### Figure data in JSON
+++

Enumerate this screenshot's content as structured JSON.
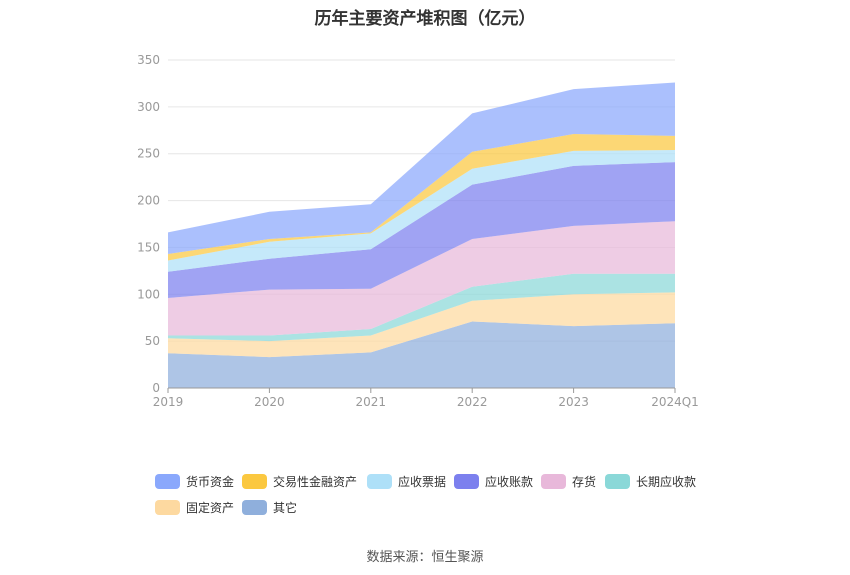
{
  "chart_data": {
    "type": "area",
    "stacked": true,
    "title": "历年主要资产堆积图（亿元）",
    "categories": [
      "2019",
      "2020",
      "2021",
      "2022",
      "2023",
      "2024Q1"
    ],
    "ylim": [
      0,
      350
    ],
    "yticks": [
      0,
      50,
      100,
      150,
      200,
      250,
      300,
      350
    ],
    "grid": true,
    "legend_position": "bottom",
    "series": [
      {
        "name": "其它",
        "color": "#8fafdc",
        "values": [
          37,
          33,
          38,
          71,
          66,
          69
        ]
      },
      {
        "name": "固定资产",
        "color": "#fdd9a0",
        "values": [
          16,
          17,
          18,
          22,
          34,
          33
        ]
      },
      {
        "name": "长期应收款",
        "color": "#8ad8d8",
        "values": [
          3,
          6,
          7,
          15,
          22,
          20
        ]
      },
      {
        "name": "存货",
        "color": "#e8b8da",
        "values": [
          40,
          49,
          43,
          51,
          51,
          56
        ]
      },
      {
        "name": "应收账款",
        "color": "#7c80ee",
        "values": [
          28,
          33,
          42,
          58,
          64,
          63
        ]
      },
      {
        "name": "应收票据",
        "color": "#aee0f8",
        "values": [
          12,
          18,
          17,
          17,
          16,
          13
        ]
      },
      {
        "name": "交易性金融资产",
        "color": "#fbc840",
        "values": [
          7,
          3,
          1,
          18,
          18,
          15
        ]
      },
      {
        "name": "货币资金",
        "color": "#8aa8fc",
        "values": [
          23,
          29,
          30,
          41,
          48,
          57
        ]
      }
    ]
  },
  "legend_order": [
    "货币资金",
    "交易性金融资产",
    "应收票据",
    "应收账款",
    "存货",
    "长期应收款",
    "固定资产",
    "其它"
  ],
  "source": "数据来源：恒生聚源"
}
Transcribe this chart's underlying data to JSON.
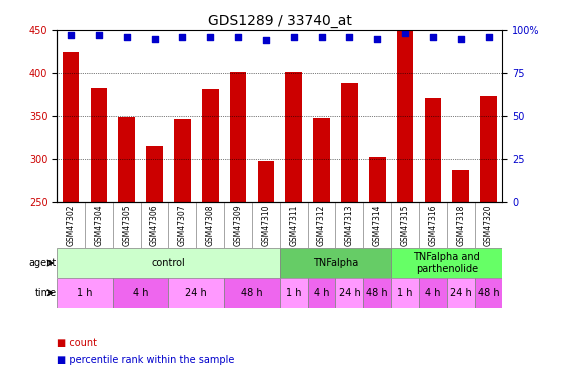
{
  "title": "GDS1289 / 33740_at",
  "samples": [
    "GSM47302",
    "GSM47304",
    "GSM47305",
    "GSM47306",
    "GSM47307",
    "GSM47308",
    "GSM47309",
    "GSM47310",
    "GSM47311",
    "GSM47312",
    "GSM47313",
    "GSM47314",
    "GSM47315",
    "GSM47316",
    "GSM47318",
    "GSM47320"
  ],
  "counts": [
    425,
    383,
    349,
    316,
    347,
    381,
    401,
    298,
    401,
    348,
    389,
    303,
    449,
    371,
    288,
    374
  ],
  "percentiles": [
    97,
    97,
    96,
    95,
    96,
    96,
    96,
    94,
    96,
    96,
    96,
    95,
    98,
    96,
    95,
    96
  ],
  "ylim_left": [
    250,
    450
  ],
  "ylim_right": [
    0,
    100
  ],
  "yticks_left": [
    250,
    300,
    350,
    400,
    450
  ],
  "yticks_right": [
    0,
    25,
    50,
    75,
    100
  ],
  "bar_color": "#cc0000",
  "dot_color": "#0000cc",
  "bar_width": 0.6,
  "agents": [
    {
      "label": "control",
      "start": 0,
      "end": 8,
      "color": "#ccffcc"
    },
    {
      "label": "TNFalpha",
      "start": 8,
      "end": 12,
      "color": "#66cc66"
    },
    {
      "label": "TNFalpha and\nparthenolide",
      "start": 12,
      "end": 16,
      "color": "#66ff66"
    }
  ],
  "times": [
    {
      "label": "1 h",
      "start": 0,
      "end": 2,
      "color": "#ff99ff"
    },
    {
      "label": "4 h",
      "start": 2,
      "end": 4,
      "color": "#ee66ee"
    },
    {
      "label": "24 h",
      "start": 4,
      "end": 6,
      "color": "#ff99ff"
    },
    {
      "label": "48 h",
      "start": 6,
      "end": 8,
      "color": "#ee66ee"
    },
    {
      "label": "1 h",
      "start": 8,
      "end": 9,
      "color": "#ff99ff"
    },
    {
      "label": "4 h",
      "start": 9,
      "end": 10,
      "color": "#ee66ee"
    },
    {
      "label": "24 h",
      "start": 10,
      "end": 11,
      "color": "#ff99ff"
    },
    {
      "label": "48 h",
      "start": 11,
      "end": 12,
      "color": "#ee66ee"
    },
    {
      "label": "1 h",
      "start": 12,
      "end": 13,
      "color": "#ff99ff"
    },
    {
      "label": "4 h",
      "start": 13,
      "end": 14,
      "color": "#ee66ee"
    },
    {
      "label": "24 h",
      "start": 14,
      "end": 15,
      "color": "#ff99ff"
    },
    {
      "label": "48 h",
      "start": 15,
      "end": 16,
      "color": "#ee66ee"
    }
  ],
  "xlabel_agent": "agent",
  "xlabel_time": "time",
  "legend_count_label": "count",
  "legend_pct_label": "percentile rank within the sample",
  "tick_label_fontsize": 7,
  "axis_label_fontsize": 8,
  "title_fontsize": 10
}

+++

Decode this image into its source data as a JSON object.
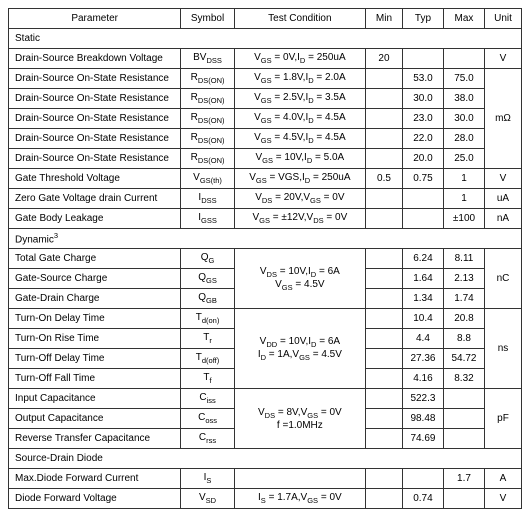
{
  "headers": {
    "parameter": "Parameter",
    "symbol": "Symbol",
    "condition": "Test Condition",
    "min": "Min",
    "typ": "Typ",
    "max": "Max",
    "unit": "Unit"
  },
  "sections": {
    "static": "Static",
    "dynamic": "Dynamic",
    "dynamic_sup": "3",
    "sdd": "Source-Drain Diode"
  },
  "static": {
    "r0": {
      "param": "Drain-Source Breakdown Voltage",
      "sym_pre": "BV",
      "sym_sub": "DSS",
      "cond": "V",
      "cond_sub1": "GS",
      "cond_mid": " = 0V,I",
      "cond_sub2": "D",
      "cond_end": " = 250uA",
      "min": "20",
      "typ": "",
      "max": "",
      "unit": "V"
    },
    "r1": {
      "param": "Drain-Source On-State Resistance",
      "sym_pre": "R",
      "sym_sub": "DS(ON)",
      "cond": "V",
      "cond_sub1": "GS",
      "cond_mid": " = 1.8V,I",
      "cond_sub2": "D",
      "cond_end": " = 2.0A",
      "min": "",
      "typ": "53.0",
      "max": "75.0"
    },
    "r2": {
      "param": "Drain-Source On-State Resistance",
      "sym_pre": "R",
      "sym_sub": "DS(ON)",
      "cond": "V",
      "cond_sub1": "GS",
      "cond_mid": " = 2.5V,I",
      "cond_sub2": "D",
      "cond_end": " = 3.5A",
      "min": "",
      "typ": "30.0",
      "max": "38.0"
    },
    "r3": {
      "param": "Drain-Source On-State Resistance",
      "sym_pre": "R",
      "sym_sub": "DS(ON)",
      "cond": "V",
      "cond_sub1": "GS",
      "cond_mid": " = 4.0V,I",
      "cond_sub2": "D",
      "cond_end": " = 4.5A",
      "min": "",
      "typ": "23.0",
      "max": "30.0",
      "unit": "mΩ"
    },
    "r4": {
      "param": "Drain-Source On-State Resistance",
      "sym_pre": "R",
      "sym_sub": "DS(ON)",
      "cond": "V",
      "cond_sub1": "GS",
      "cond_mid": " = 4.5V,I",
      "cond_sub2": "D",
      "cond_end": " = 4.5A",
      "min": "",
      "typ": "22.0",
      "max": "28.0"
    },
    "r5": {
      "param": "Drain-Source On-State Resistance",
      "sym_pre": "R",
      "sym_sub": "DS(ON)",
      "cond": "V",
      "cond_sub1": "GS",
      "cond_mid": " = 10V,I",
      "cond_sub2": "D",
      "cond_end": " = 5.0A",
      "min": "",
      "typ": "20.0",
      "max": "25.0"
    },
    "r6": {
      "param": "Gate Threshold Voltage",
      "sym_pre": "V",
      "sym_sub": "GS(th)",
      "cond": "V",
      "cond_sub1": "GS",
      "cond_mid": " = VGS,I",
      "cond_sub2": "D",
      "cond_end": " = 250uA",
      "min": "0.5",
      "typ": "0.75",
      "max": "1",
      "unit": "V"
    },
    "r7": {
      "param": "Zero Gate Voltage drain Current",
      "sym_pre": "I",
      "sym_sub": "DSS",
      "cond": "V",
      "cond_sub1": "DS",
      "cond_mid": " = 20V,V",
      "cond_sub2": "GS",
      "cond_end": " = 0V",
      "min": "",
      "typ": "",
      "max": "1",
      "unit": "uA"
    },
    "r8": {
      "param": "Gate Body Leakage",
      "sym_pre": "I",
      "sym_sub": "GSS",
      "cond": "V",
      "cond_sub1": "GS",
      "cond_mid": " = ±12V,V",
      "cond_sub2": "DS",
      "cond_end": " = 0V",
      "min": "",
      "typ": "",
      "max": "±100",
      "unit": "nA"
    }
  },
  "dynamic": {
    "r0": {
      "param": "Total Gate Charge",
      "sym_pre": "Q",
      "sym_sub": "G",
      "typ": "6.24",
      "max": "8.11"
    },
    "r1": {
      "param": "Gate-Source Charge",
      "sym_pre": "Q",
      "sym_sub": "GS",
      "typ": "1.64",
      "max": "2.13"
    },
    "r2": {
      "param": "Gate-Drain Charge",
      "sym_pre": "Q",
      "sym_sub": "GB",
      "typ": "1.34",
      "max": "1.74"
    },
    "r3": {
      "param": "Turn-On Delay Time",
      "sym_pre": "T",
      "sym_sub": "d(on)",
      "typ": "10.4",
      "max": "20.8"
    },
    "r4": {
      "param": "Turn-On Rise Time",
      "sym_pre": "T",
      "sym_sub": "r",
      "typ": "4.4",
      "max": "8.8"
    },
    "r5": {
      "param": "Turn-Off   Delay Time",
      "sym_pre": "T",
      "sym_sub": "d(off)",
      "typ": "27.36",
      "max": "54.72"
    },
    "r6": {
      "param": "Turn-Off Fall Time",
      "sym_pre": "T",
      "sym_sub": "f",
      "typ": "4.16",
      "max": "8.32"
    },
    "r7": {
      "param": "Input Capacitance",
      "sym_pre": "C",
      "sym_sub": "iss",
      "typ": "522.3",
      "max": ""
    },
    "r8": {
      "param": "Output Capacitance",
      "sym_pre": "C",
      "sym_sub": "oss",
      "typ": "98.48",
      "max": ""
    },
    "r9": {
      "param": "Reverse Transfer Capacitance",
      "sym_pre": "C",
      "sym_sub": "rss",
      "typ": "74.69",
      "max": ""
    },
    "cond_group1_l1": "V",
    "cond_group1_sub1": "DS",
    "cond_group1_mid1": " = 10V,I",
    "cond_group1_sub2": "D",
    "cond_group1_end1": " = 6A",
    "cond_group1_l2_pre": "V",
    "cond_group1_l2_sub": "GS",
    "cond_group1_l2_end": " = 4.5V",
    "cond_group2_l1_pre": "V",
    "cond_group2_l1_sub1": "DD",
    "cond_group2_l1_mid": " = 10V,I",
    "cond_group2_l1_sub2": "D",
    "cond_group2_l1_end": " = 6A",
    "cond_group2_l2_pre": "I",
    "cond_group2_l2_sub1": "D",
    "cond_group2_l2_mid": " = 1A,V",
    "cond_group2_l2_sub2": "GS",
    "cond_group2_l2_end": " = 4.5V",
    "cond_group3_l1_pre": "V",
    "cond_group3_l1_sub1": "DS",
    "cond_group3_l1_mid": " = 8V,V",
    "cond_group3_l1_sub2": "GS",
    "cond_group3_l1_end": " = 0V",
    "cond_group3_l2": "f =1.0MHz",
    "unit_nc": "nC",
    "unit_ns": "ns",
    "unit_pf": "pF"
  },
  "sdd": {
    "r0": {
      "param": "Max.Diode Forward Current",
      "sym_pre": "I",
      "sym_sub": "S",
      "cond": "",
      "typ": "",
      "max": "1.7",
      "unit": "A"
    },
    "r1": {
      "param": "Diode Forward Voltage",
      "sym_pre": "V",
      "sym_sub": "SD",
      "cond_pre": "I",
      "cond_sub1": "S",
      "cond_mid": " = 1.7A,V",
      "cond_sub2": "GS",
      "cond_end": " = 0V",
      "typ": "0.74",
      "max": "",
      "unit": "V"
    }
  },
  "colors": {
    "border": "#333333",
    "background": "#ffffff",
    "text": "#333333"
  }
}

+++

### TASK PROMPT
State how many lines of the records above contain "Charge", with no words besides the number.

### EXERCISE RESPONSE
3